>> Begin ROWS
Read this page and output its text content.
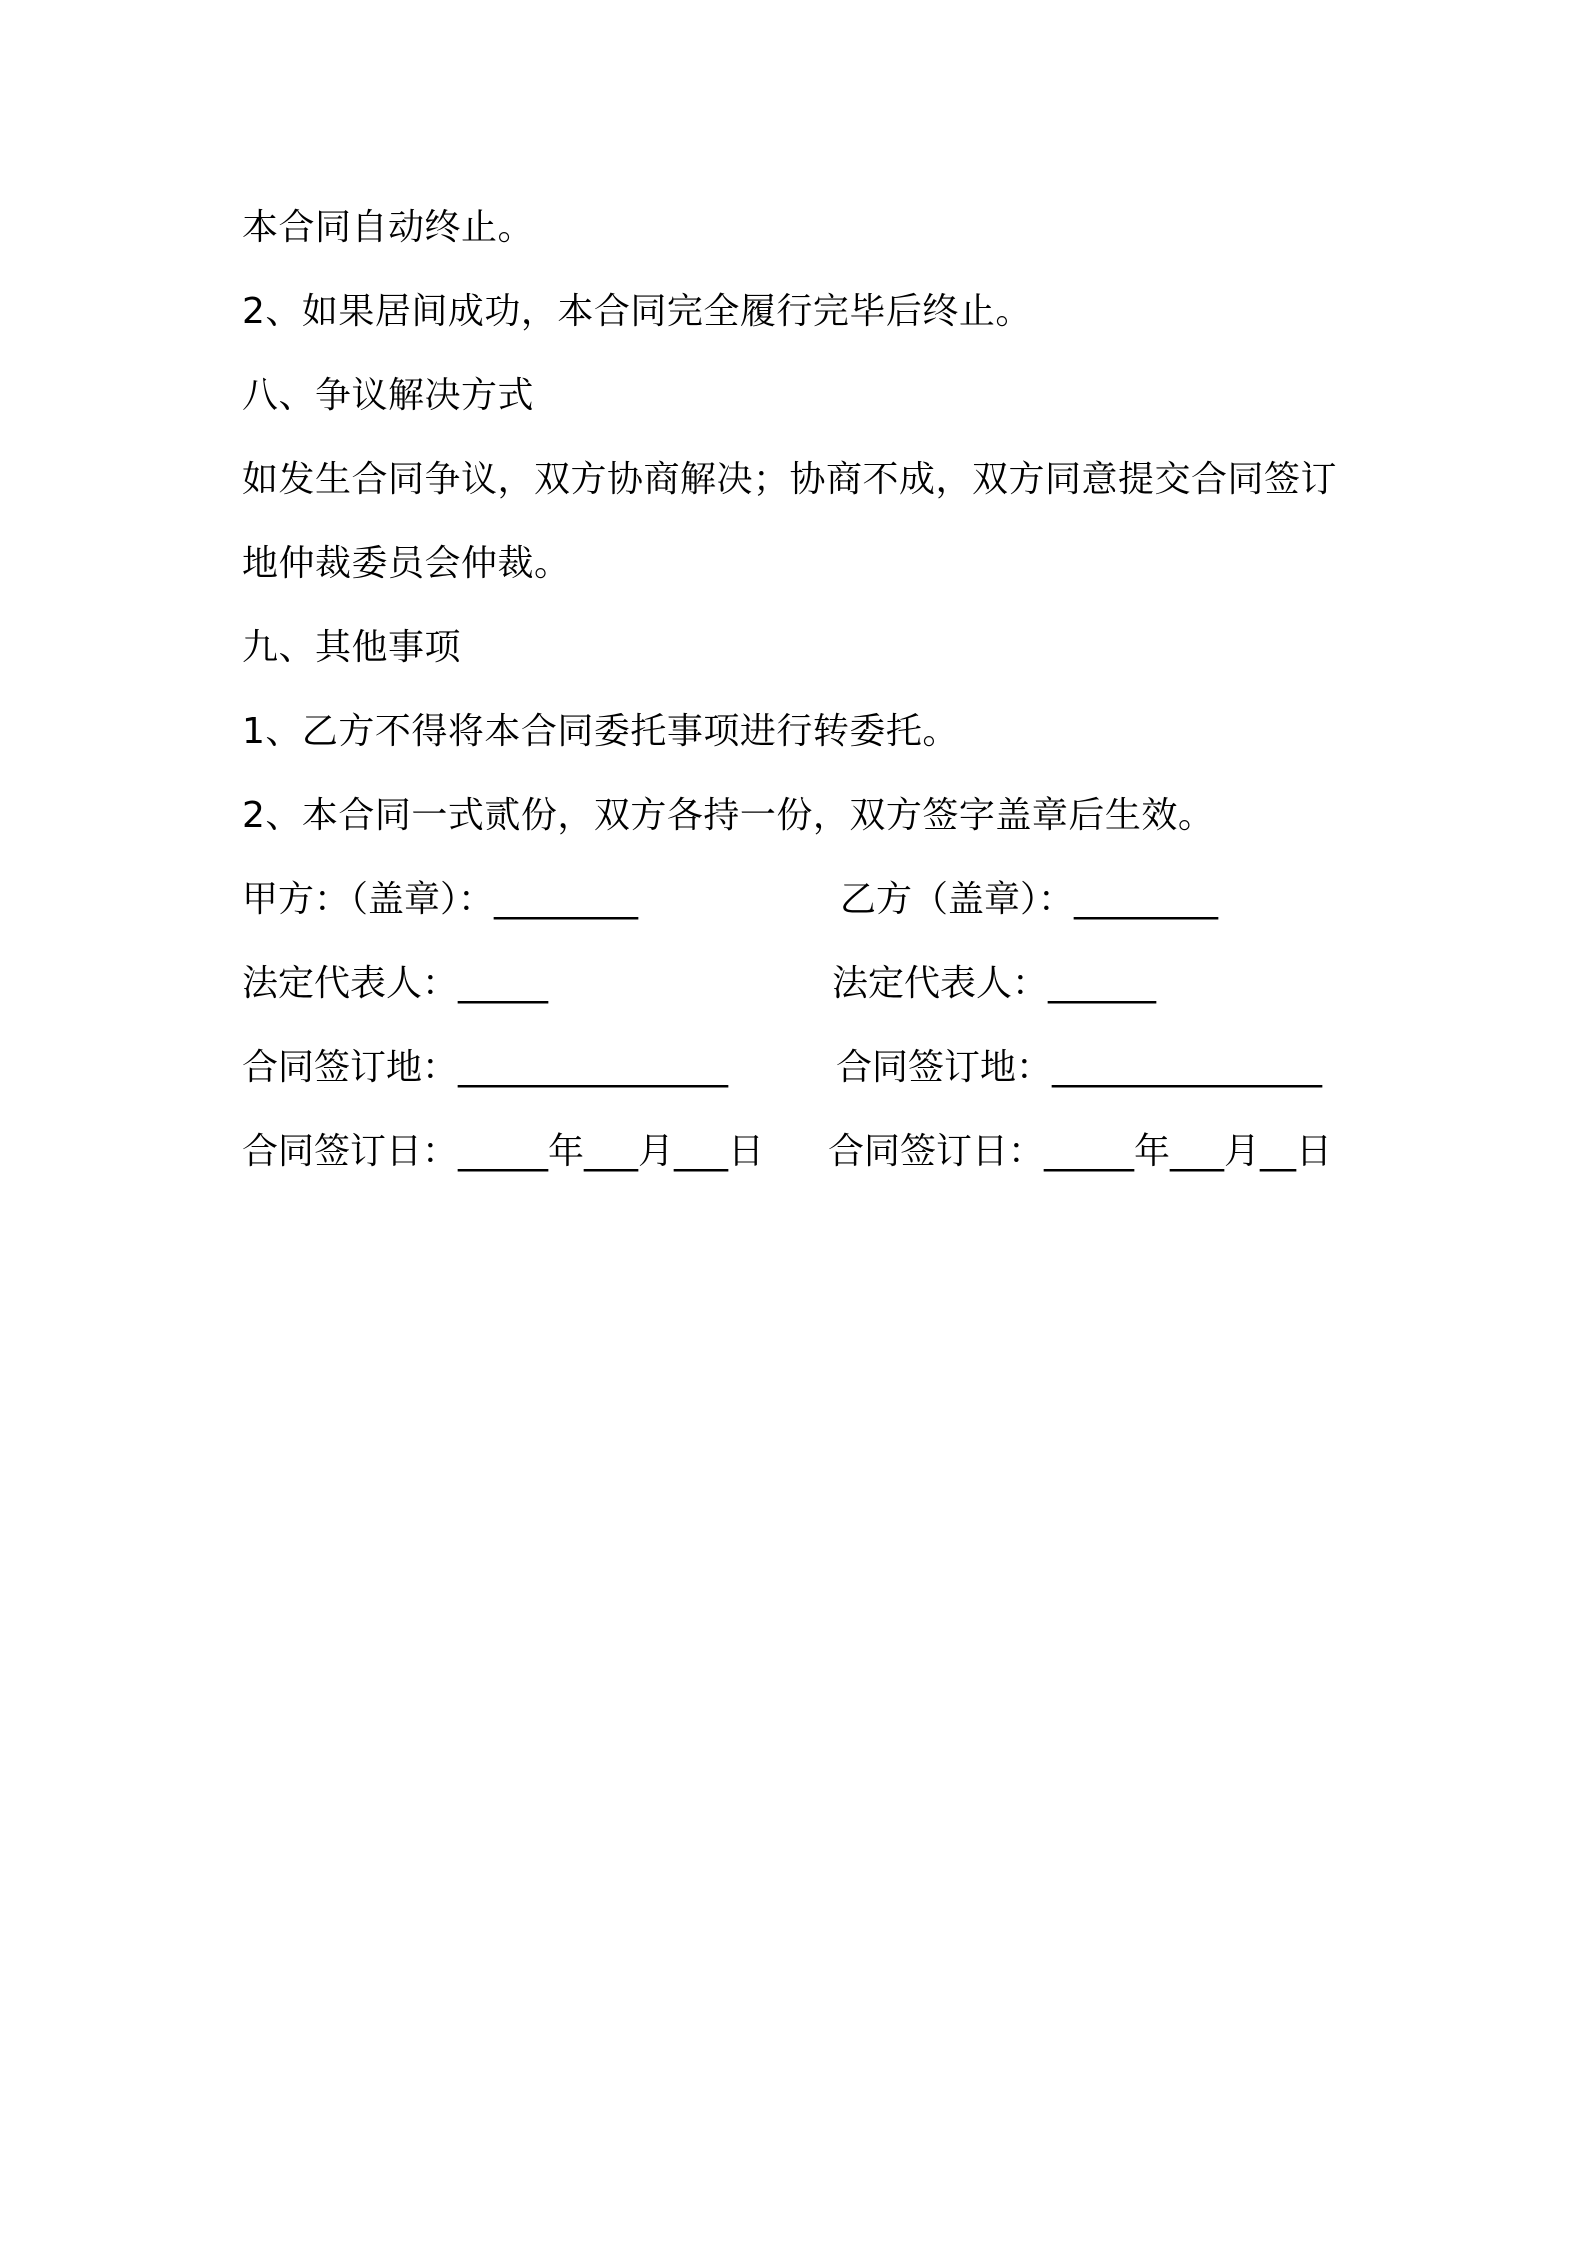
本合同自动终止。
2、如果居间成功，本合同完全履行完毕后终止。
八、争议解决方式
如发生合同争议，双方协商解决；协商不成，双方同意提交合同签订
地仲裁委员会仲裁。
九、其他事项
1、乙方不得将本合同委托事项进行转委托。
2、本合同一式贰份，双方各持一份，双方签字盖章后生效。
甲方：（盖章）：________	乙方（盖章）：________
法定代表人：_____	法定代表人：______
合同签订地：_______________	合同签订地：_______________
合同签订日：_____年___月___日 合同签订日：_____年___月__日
>> End ROWS
WORK TO DO: Repeat verbatim all the material, but not the pictures.

COMPLETE OUTPUT:
Read this page and output its text content.
本合同自动终止。
2、如果居间成功，本合同完全履行完毕后终止。
八、争议解决方式
如发生合同争议，双方协商解决；协商不成，双方同意提交合同签订
地仲裁委员会仲裁。
九、其他事项
1、乙方不得将本合同委托事项进行转委托。
2、本合同一式贰份，双方各持一份，双方签字盖章后生效。
甲方：（盖章）：________	乙方（盖章）：________
法定代表人：_____	法定代表人：______
合同签订地：_______________	合同签订地：_______________
合同签订日：_____年___月___日 合同签订日：_____年___月__日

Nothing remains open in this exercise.